··· Data rows
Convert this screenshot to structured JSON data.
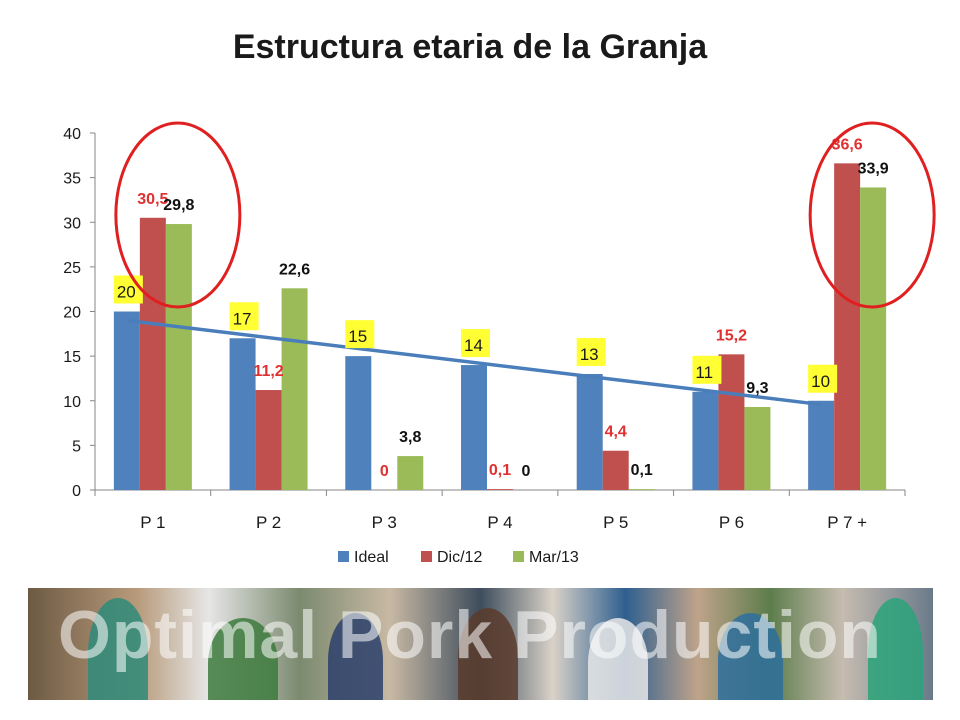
{
  "slide": {
    "title": "Estructura etaria de la Granja",
    "banner_text": "Optimal Pork Production"
  },
  "chart_data": {
    "type": "bar",
    "title": "Estructura etaria de la Granja",
    "categories": [
      "P 1",
      "P 2",
      "P 3",
      "P 4",
      "P 5",
      "P 6",
      "P 7 +"
    ],
    "series": [
      {
        "name": "Ideal",
        "color": "#4f81bd",
        "values": [
          20,
          17,
          15,
          14,
          13,
          11,
          10
        ],
        "labels": [
          "20",
          "17",
          "15",
          "14",
          "13",
          "11",
          "10"
        ],
        "label_style": "yellow-box"
      },
      {
        "name": "Dic/12",
        "color": "#c0504d",
        "values": [
          30.5,
          11.2,
          0,
          0.1,
          4.4,
          15.2,
          36.6
        ],
        "labels": [
          "30,5",
          "11,2",
          "0",
          "0,1",
          "4,4",
          "15,2",
          "36,6"
        ],
        "label_color": "#e03030"
      },
      {
        "name": "Mar/13",
        "color": "#9bbb59",
        "values": [
          29.8,
          22.6,
          3.8,
          0,
          0.1,
          9.3,
          33.9
        ],
        "labels": [
          "29,8",
          "22,6",
          "3,8",
          "0",
          "0,1",
          "9,3",
          "33,9"
        ],
        "label_color": "#111111"
      }
    ],
    "trendline": {
      "series": "Ideal",
      "color": "#4a7ebb"
    },
    "ylim": [
      0,
      40
    ],
    "yticks": [
      0,
      5,
      10,
      15,
      20,
      25,
      30,
      35,
      40
    ],
    "legend": "bottom",
    "grid": false,
    "highlights": [
      "P 1",
      "P 7 +"
    ],
    "highlight_color": "#e02020"
  }
}
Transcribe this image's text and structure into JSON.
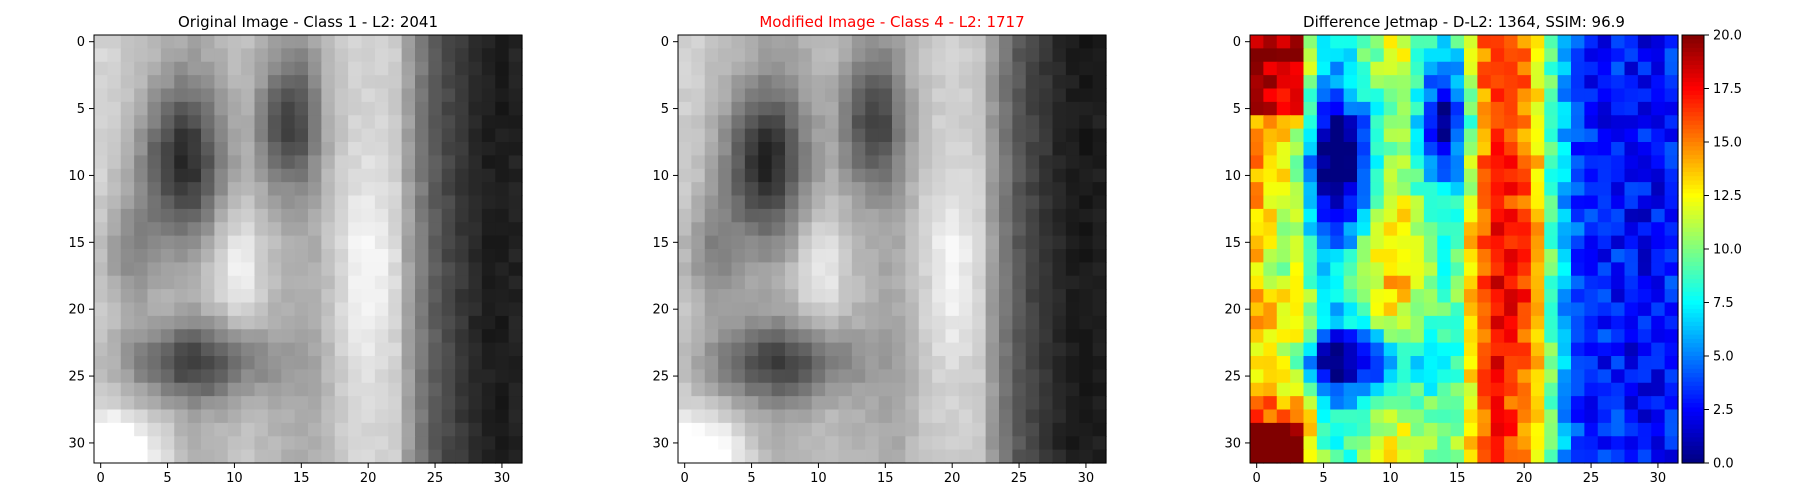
{
  "chart_data": [
    {
      "type": "heatmap",
      "title": "Original Image - Class 1 - L2: 2041",
      "title_color": "#000000",
      "colormap": "gray",
      "size": 32,
      "xlim": [
        -0.5,
        31.5
      ],
      "ylim": [
        31.5,
        -0.5
      ],
      "x_ticks": [
        0,
        5,
        10,
        15,
        20,
        25,
        30
      ],
      "y_ticks": [
        0,
        5,
        10,
        15,
        20,
        25,
        30
      ],
      "column_profile": [
        0.84,
        0.83,
        0.8,
        0.78,
        0.76,
        0.74,
        0.7,
        0.69,
        0.7,
        0.72,
        0.75,
        0.77,
        0.74,
        0.72,
        0.7,
        0.67,
        0.68,
        0.74,
        0.79,
        0.82,
        0.83,
        0.82,
        0.8,
        0.62,
        0.48,
        0.36,
        0.28,
        0.22,
        0.16,
        0.12,
        0.11,
        0.13
      ],
      "grid": false
    },
    {
      "type": "heatmap",
      "title": "Modified Image - Class 4 - L2: 1717",
      "title_color": "#ff0000",
      "colormap": "gray",
      "size": 32,
      "xlim": [
        -0.5,
        31.5
      ],
      "ylim": [
        31.5,
        -0.5
      ],
      "x_ticks": [
        0,
        5,
        10,
        15,
        20,
        25,
        30
      ],
      "y_ticks": [
        0,
        5,
        10,
        15,
        20,
        25,
        30
      ],
      "column_profile": [
        0.82,
        0.81,
        0.78,
        0.76,
        0.74,
        0.72,
        0.69,
        0.68,
        0.69,
        0.71,
        0.73,
        0.75,
        0.72,
        0.71,
        0.69,
        0.66,
        0.67,
        0.72,
        0.77,
        0.8,
        0.81,
        0.8,
        0.78,
        0.6,
        0.46,
        0.34,
        0.27,
        0.21,
        0.15,
        0.11,
        0.1,
        0.12
      ],
      "grid": false
    },
    {
      "type": "heatmap",
      "title": "Difference Jetmap - D-L2: 1364, SSIM: 96.9",
      "title_color": "#000000",
      "colormap": "jet",
      "size": 32,
      "xlim": [
        -0.5,
        31.5
      ],
      "ylim": [
        31.5,
        -0.5
      ],
      "x_ticks": [
        0,
        5,
        10,
        15,
        20,
        25,
        30
      ],
      "y_ticks": [
        0,
        5,
        10,
        15,
        20,
        25,
        30
      ],
      "colorbar": {
        "vmin": 0,
        "vmax": 20,
        "ticks": [
          "0.0",
          "2.5",
          "5.0",
          "7.5",
          "10.0",
          "12.5",
          "15.0",
          "17.5",
          "20.0"
        ]
      },
      "column_profile": [
        15,
        15,
        15,
        15,
        12,
        9,
        8,
        9,
        10,
        11,
        12,
        12,
        11,
        10,
        9,
        10,
        13,
        16,
        17,
        16,
        15,
        13,
        9,
        6,
        4,
        3,
        3,
        3,
        2.5,
        2.5,
        2.5,
        3
      ],
      "grid": false
    }
  ]
}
······
Task details: Reproduce every entry exactly, but omit each picture.

Solution for this task:
Convert this screenshot to structured JSON data.
{
  "slide": {
    "title": "Estructura etaria de la Granja",
    "banner_text": "Optimal Pork Production"
  },
  "chart_data": {
    "type": "bar",
    "title": "Estructura etaria de la Granja",
    "categories": [
      "P 1",
      "P 2",
      "P 3",
      "P 4",
      "P 5",
      "P 6",
      "P 7 +"
    ],
    "series": [
      {
        "name": "Ideal",
        "color": "#4f81bd",
        "values": [
          20,
          17,
          15,
          14,
          13,
          11,
          10
        ],
        "labels": [
          "20",
          "17",
          "15",
          "14",
          "13",
          "11",
          "10"
        ],
        "label_style": "yellow-box"
      },
      {
        "name": "Dic/12",
        "color": "#c0504d",
        "values": [
          30.5,
          11.2,
          0,
          0.1,
          4.4,
          15.2,
          36.6
        ],
        "labels": [
          "30,5",
          "11,2",
          "0",
          "0,1",
          "4,4",
          "15,2",
          "36,6"
        ],
        "label_color": "#e03030"
      },
      {
        "name": "Mar/13",
        "color": "#9bbb59",
        "values": [
          29.8,
          22.6,
          3.8,
          0,
          0.1,
          9.3,
          33.9
        ],
        "labels": [
          "29,8",
          "22,6",
          "3,8",
          "0",
          "0,1",
          "9,3",
          "33,9"
        ],
        "label_color": "#111111"
      }
    ],
    "trendline": {
      "series": "Ideal",
      "color": "#4a7ebb"
    },
    "ylim": [
      0,
      40
    ],
    "yticks": [
      0,
      5,
      10,
      15,
      20,
      25,
      30,
      35,
      40
    ],
    "legend": "bottom",
    "grid": false,
    "highlights": [
      "P 1",
      "P 7 +"
    ],
    "highlight_color": "#e02020"
  }
}
Transcribe this image's text and structure into JSON.
{
  "chart_data": [
    {
      "type": "heatmap",
      "title": "Original Image - Class 1 - L2: 2041",
      "title_color": "#000000",
      "colormap": "gray",
      "size": 32,
      "xlim": [
        -0.5,
        31.5
      ],
      "ylim": [
        31.5,
        -0.5
      ],
      "x_ticks": [
        0,
        5,
        10,
        15,
        20,
        25,
        30
      ],
      "y_ticks": [
        0,
        5,
        10,
        15,
        20,
        25,
        30
      ],
      "column_profile": [
        0.84,
        0.83,
        0.8,
        0.78,
        0.76,
        0.74,
        0.7,
        0.69,
        0.7,
        0.72,
        0.75,
        0.77,
        0.74,
        0.72,
        0.7,
        0.67,
        0.68,
        0.74,
        0.79,
        0.82,
        0.83,
        0.82,
        0.8,
        0.62,
        0.48,
        0.36,
        0.28,
        0.22,
        0.16,
        0.12,
        0.11,
        0.13
      ],
      "grid": false
    },
    {
      "type": "heatmap",
      "title": "Modified Image - Class 4 - L2: 1717",
      "title_color": "#ff0000",
      "colormap": "gray",
      "size": 32,
      "xlim": [
        -0.5,
        31.5
      ],
      "ylim": [
        31.5,
        -0.5
      ],
      "x_ticks": [
        0,
        5,
        10,
        15,
        20,
        25,
        30
      ],
      "y_ticks": [
        0,
        5,
        10,
        15,
        20,
        25,
        30
      ],
      "column_profile": [
        0.82,
        0.81,
        0.78,
        0.76,
        0.74,
        0.72,
        0.69,
        0.68,
        0.69,
        0.71,
        0.73,
        0.75,
        0.72,
        0.71,
        0.69,
        0.66,
        0.67,
        0.72,
        0.77,
        0.8,
        0.81,
        0.8,
        0.78,
        0.6,
        0.46,
        0.34,
        0.27,
        0.21,
        0.15,
        0.11,
        0.1,
        0.12
      ],
      "grid": false
    },
    {
      "type": "heatmap",
      "title": "Difference Jetmap - D-L2: 1364, SSIM: 96.9",
      "title_color": "#000000",
      "colormap": "jet",
      "size": 32,
      "xlim": [
        -0.5,
        31.5
      ],
      "ylim": [
        31.5,
        -0.5
      ],
      "x_ticks": [
        0,
        5,
        10,
        15,
        20,
        25,
        30
      ],
      "y_ticks": [
        0,
        5,
        10,
        15,
        20,
        25,
        30
      ],
      "colorbar": {
        "vmin": 0,
        "vmax": 20,
        "ticks": [
          "0.0",
          "2.5",
          "5.0",
          "7.5",
          "10.0",
          "12.5",
          "15.0",
          "17.5",
          "20.0"
        ]
      },
      "column_profile": [
        15,
        15,
        15,
        15,
        12,
        9,
        8,
        9,
        10,
        11,
        12,
        12,
        11,
        10,
        9,
        10,
        13,
        16,
        17,
        16,
        15,
        13,
        9,
        6,
        4,
        3,
        3,
        3,
        2.5,
        2.5,
        2.5,
        3
      ],
      "grid": false
    }
  ]
}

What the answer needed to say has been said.